Lines where the string "hoofdgebouw" appears are to be copied from the entries below.

DATA IN THIS EXERCISE:
################

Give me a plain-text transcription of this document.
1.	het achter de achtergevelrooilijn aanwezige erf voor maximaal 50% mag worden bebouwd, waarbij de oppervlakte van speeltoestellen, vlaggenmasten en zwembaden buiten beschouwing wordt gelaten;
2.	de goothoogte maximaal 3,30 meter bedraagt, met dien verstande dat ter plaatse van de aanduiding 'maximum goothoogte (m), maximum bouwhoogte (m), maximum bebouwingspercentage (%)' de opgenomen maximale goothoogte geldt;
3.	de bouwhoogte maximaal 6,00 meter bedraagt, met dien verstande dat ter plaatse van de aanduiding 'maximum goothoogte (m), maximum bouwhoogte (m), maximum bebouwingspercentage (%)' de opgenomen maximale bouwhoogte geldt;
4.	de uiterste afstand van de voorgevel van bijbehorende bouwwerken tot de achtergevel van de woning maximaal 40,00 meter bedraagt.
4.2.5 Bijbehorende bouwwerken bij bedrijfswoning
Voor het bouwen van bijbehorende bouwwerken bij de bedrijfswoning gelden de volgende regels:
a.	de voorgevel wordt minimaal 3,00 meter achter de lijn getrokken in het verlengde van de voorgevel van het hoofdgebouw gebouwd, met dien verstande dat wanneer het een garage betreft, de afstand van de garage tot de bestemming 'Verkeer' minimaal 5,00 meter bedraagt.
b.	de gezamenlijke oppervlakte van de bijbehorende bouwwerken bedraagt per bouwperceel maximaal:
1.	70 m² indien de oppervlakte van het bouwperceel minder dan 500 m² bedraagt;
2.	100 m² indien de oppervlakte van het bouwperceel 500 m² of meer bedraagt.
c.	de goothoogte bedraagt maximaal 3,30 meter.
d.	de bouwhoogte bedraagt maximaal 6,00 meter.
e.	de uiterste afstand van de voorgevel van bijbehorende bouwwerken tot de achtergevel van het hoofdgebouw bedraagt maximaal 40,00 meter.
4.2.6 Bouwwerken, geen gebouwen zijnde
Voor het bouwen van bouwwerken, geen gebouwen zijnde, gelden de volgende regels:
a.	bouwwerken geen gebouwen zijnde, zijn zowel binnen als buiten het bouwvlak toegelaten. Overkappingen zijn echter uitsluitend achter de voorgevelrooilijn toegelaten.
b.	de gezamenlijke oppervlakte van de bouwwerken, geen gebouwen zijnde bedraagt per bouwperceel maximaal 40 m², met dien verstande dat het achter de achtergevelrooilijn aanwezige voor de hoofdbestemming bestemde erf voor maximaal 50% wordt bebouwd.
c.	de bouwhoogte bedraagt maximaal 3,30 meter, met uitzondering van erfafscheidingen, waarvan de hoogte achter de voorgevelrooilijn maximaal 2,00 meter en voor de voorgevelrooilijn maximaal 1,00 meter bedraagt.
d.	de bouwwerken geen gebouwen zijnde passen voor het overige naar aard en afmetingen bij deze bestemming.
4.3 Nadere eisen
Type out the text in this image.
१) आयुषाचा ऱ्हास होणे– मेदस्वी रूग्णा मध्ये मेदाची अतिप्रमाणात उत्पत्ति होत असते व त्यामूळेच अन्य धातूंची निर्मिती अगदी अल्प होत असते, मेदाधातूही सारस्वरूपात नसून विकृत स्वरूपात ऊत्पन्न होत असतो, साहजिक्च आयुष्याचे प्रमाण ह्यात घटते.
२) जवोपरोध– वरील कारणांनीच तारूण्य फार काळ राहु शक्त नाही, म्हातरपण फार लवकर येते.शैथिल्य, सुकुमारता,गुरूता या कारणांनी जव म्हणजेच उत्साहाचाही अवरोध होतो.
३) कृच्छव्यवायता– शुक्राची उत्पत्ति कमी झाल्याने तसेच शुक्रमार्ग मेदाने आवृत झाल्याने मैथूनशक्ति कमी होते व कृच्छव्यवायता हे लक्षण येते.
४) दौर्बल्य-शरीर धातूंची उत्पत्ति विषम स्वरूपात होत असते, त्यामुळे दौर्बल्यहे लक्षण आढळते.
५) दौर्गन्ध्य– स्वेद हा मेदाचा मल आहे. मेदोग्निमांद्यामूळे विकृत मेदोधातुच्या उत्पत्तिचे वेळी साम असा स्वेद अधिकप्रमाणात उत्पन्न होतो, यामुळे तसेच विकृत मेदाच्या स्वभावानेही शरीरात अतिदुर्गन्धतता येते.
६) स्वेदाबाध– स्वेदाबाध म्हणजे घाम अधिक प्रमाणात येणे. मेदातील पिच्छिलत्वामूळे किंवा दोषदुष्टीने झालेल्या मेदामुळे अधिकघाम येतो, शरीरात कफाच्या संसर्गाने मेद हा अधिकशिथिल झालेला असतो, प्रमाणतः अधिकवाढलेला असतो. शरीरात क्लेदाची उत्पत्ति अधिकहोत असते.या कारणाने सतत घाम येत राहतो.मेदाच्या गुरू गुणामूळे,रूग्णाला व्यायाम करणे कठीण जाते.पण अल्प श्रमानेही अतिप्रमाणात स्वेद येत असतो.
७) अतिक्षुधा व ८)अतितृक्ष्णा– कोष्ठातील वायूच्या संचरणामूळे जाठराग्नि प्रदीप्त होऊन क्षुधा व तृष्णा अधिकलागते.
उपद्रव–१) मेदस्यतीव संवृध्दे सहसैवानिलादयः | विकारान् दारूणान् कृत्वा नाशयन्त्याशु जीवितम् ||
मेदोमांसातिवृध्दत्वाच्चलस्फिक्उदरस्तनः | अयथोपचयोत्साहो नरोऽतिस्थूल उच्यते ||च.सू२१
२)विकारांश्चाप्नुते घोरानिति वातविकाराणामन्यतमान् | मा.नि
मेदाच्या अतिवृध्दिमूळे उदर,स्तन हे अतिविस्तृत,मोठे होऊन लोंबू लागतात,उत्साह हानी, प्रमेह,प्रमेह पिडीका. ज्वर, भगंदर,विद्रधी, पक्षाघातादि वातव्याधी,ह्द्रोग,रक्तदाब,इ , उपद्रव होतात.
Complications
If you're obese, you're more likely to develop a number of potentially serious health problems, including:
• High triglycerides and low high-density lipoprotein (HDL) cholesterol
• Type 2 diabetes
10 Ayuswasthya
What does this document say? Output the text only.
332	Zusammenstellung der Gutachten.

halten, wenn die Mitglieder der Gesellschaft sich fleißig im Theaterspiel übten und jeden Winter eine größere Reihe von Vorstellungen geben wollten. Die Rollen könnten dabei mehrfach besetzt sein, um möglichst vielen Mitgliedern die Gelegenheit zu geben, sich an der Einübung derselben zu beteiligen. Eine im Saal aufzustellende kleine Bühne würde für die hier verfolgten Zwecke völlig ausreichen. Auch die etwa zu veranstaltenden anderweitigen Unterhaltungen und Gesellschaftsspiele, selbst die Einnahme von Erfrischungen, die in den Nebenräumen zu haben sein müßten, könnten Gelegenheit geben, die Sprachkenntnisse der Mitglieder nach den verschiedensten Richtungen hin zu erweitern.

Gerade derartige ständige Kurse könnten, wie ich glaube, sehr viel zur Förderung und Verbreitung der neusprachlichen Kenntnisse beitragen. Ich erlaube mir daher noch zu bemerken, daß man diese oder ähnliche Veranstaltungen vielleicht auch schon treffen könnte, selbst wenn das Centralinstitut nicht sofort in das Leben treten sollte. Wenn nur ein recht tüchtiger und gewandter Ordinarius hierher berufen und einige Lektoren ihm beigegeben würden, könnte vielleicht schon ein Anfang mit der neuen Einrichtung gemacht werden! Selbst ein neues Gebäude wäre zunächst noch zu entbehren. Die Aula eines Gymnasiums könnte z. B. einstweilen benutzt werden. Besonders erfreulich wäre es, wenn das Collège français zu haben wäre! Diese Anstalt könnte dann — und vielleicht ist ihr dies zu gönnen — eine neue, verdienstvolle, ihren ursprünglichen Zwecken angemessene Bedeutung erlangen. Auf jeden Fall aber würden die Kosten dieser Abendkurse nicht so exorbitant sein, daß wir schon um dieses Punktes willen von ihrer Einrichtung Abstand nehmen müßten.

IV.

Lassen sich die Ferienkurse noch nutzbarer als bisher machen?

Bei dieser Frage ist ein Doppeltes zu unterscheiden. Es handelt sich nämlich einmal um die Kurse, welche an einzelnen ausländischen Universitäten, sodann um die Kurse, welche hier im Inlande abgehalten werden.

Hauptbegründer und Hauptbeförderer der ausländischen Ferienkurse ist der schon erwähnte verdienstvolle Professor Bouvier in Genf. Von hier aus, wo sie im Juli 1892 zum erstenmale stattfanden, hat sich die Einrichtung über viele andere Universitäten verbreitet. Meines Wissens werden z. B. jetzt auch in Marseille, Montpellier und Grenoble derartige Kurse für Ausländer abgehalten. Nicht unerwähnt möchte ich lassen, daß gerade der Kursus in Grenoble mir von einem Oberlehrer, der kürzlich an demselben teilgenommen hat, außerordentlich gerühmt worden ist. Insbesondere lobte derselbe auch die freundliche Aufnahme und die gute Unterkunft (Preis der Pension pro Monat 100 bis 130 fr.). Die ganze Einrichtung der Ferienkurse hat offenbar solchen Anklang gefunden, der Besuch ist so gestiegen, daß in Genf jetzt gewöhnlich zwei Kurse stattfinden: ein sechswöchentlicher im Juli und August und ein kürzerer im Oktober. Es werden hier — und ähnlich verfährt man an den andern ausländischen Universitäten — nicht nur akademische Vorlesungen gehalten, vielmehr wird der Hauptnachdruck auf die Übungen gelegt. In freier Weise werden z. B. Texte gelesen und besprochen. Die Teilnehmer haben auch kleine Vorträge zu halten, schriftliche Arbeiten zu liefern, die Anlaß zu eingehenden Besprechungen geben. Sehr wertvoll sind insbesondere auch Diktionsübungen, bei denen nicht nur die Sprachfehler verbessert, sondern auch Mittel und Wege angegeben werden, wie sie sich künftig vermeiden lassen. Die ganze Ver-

################

WRITTEN SOLUTION:
a.	de voorgevel wordt minimaal 3,00 meter achter de lijn getrokken in het verlengde van de voorgevel van het hoofdgebouw gebouwd, met dien verstande dat wanneer het een garage betreft, de afstand van de garage tot de bestemming 'Verkeer' minimaal 5,00 meter bedraagt.
e.	de uiterste afstand van de voorgevel van bijbehorende bouwwerken tot de achtergevel van het hoofdgebouw bedraagt maximaal 40,00 meter.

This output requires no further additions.